GOAL: Spot every line with the word "sənayesi" and return it.

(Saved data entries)
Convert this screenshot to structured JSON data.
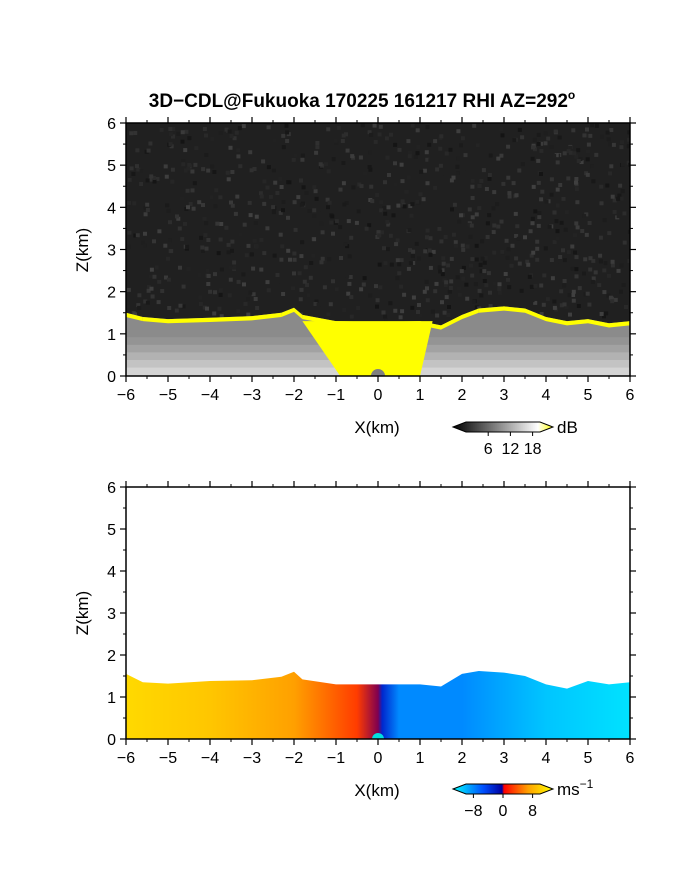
{
  "chart_data": [
    {
      "type": "heatmap",
      "title": "3D−CDL@Fukuoka 170225 161217 RHI AZ=292",
      "title_suffix": "o",
      "xlabel": "X(km)",
      "ylabel": "Z(km)",
      "xlim": [
        -6,
        6
      ],
      "ylim": [
        0,
        6
      ],
      "x_ticks": [
        "−6",
        "−5",
        "−4",
        "−3",
        "−2",
        "−1",
        "0",
        "1",
        "2",
        "3",
        "4",
        "5",
        "6"
      ],
      "y_ticks": [
        "0",
        "1",
        "2",
        "3",
        "4",
        "5",
        "6"
      ],
      "variable": "signal-to-noise ratio",
      "colorbar": {
        "unit": "dB",
        "ticks": [
          "6",
          "12",
          "18"
        ],
        "tick_values": [
          6,
          12,
          18
        ],
        "range": [
          0,
          20
        ],
        "colors": [
          "#000000",
          "#ffffff",
          "#ffff00"
        ]
      },
      "boundary_height_km": [
        [
          -6.0,
          1.5
        ],
        [
          -5.6,
          1.4
        ],
        [
          -5.0,
          1.35
        ],
        [
          -4.0,
          1.38
        ],
        [
          -3.0,
          1.42
        ],
        [
          -2.3,
          1.5
        ],
        [
          -2.0,
          1.62
        ],
        [
          -1.8,
          1.45
        ],
        [
          -1.0,
          1.3
        ],
        [
          0.0,
          1.28
        ],
        [
          1.0,
          1.3
        ],
        [
          1.5,
          1.2
        ],
        [
          2.0,
          1.45
        ],
        [
          2.4,
          1.6
        ],
        [
          3.0,
          1.65
        ],
        [
          3.5,
          1.6
        ],
        [
          4.0,
          1.4
        ],
        [
          4.5,
          1.3
        ],
        [
          5.0,
          1.35
        ],
        [
          5.5,
          1.25
        ],
        [
          6.0,
          1.3
        ]
      ],
      "saturated_region_km": {
        "x": [
          -1.8,
          1.3
        ],
        "z_top": 1.3
      }
    },
    {
      "type": "heatmap",
      "xlabel": "X(km)",
      "ylabel": "Z(km)",
      "xlim": [
        -6,
        6
      ],
      "ylim": [
        0,
        6
      ],
      "x_ticks": [
        "−6",
        "−5",
        "−4",
        "−3",
        "−2",
        "−1",
        "0",
        "1",
        "2",
        "3",
        "4",
        "5",
        "6"
      ],
      "y_ticks": [
        "0",
        "1",
        "2",
        "3",
        "4",
        "5",
        "6"
      ],
      "variable": "radial velocity",
      "colorbar": {
        "unit": "ms",
        "unit_exponent": "−1",
        "ticks": [
          "−8",
          "0",
          "8"
        ],
        "tick_values": [
          -8,
          0,
          8
        ],
        "range": [
          -10,
          10
        ],
        "colors": [
          "#00ffff",
          "#0050ff",
          "#0000a0",
          "#ff0000",
          "#ffa000",
          "#ffff00"
        ]
      },
      "boundary_height_km": [
        [
          -6.0,
          1.55
        ],
        [
          -5.6,
          1.35
        ],
        [
          -5.0,
          1.32
        ],
        [
          -4.0,
          1.38
        ],
        [
          -3.0,
          1.4
        ],
        [
          -2.3,
          1.48
        ],
        [
          -2.0,
          1.6
        ],
        [
          -1.8,
          1.42
        ],
        [
          -1.0,
          1.3
        ],
        [
          0.0,
          1.3
        ],
        [
          1.0,
          1.3
        ],
        [
          1.5,
          1.25
        ],
        [
          2.0,
          1.55
        ],
        [
          2.4,
          1.62
        ],
        [
          3.0,
          1.58
        ],
        [
          3.5,
          1.5
        ],
        [
          4.0,
          1.3
        ],
        [
          4.5,
          1.2
        ],
        [
          5.0,
          1.38
        ],
        [
          5.5,
          1.3
        ],
        [
          6.0,
          1.35
        ]
      ],
      "velocity_by_x_ms": [
        [
          -6,
          8
        ],
        [
          -4,
          7
        ],
        [
          -2,
          5
        ],
        [
          -0.5,
          2
        ],
        [
          0,
          0
        ],
        [
          0.1,
          -2
        ],
        [
          0.5,
          -6
        ],
        [
          2,
          -6
        ],
        [
          3,
          -7
        ],
        [
          4,
          -8
        ],
        [
          6,
          -9
        ]
      ]
    }
  ]
}
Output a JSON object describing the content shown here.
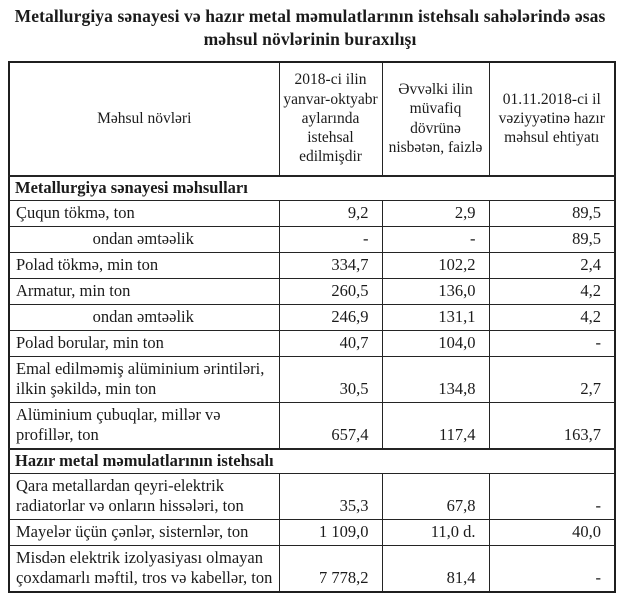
{
  "title": "Metallurgiya sənayesi və hazır metal məmulatlarının istehsalı sahələrində əsas məhsul növlərinin buraxılışı",
  "table": {
    "columns": [
      "Məhsul növləri",
      "2018-ci ilin yanvar-oktyabr aylarında istehsal edilmişdir",
      "Əvvəlki ilin müvafiq dövrünə nisbətən, faizlə",
      "01.11.2018-ci il vəziyyətinə hazır məhsul ehtiyatı"
    ],
    "sections": [
      {
        "header": "Metallurgiya sənayesi məhsulları",
        "rows": [
          {
            "name": "Çuqun tökmə, ton",
            "produced": "9,2",
            "change": "2,9",
            "stock": "89,5"
          },
          {
            "name": "ondan əmtəəlik",
            "produced": "-",
            "change": "-",
            "stock": "89,5"
          },
          {
            "name": "Polad tökmə, min ton",
            "produced": "334,7",
            "change": "102,2",
            "stock": "2,4"
          },
          {
            "name": "Armatur, min ton",
            "produced": "260,5",
            "change": "136,0",
            "stock": "4,2"
          },
          {
            "name": "ondan əmtəəlik",
            "produced": "246,9",
            "change": "131,1",
            "stock": "4,2"
          },
          {
            "name": "Polad borular,  min ton",
            "produced": "40,7",
            "change": "104,0",
            "stock": "-"
          },
          {
            "name": "Emal edilməmiş alüminium ərintiləri, ilkin şəkildə, min ton",
            "produced": "30,5",
            "change": "134,8",
            "stock": "2,7"
          },
          {
            "name": "Alüminium çubuqlar, millər və profillər, ton",
            "produced": "657,4",
            "change": "117,4",
            "stock": "163,7"
          }
        ]
      },
      {
        "header": "Hazır metal məmulatlarının istehsalı",
        "rows": [
          {
            "name": "Qara metallardan qeyri-elektrik radiatorlar və onların hissələri, ton",
            "produced": "35,3",
            "change": "67,8",
            "stock": "-"
          },
          {
            "name": "Mayelər üçün çənlər, sisternlər, ton",
            "produced": "1 109,0",
            "change": "11,0 d.",
            "stock": "40,0"
          },
          {
            "name": "Misdən elektrik izolyasiyası olmayan çoxdamarlı məftil, tros və kabellər, ton",
            "produced": "7 778,2",
            "change": "81,4",
            "stock": "-"
          }
        ]
      }
    ]
  }
}
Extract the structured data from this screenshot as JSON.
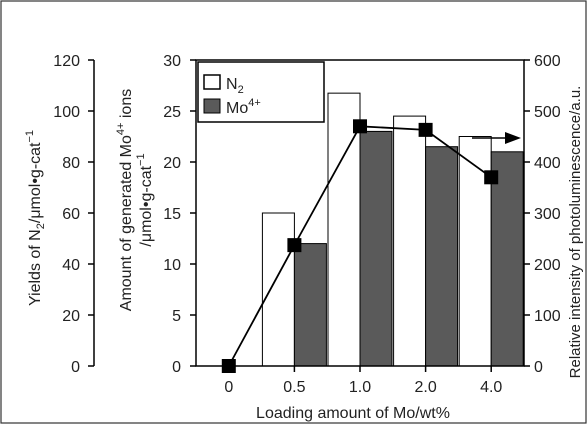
{
  "chart_data": {
    "type": "bar",
    "xlabel": "Loading amount of Mo/wt%",
    "categories": [
      "0",
      "0.5",
      "1.0",
      "2.0",
      "4.0"
    ],
    "y_left_outer": {
      "label_main": "Yields of N",
      "label_sub": "2",
      "label_rest": "/μmol•g-cat",
      "label_sup": "−1",
      "ticks": [
        "0",
        "20",
        "40",
        "60",
        "80",
        "100",
        "120"
      ],
      "ylim": [
        0,
        120
      ]
    },
    "y_left_inner": {
      "label_line1_a": "Amount of generated Mo",
      "label_line1_sup": "4+",
      "label_line1_b": " ions",
      "label_line2_a": "/μmol•g-cat",
      "label_line2_sup": "−1",
      "ticks": [
        "0",
        "5",
        "10",
        "15",
        "20",
        "25",
        "30"
      ],
      "ylim": [
        0,
        30
      ]
    },
    "y_right": {
      "label": "Relative intensity of photoluminescence/a.u.",
      "ticks": [
        "0",
        "100",
        "200",
        "300",
        "400",
        "500",
        "600"
      ],
      "ylim": [
        0,
        600
      ]
    },
    "series": [
      {
        "name": "N2",
        "axis": "y_left_outer",
        "kind": "bar",
        "color": "#ffffff",
        "values": [
          0,
          60,
          107,
          98,
          90
        ]
      },
      {
        "name": "Mo4+",
        "axis": "y_left_inner",
        "kind": "bar",
        "color": "#5a5a5a",
        "values": [
          0,
          12,
          23,
          21.5,
          21
        ]
      },
      {
        "axis": "y_right",
        "kind": "line",
        "marker": "square",
        "color": "#000000",
        "values": [
          0,
          237,
          470,
          463,
          370
        ]
      }
    ],
    "legend": {
      "position": "top-left",
      "items": [
        {
          "text": "N",
          "sub": "2",
          "fill": "#ffffff"
        },
        {
          "text": "Mo",
          "sup": "4+",
          "fill": "#5a5a5a"
        }
      ]
    },
    "annotation": "arrow pointing right"
  }
}
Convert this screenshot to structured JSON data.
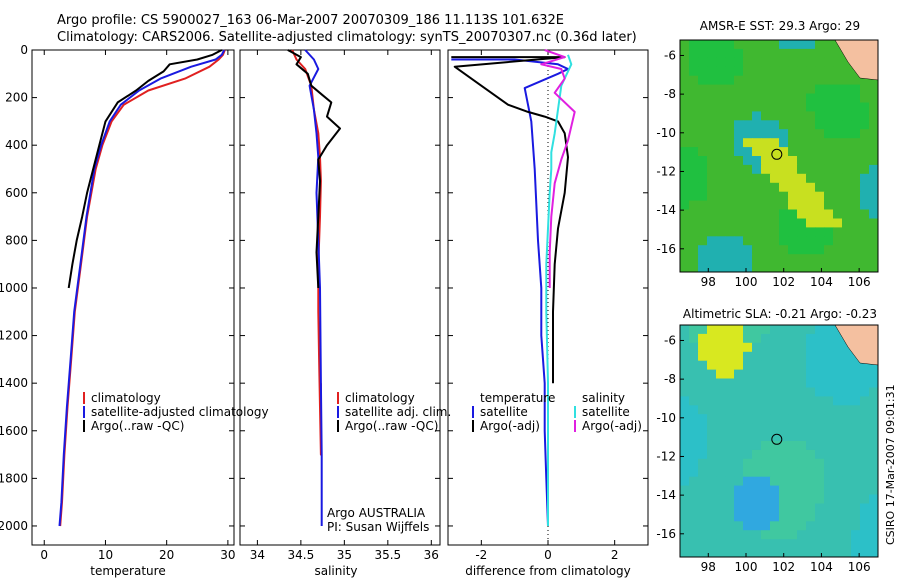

RESPONSE TO THE EXERCISE:
  "title": "Metallurgiya sənayesi və hazır metal məmulatlarının istehsalı sahələrində əsas məhsul növlərinin buraxılışı",
        "header": "Metallurgiya sənayesi məhsulları",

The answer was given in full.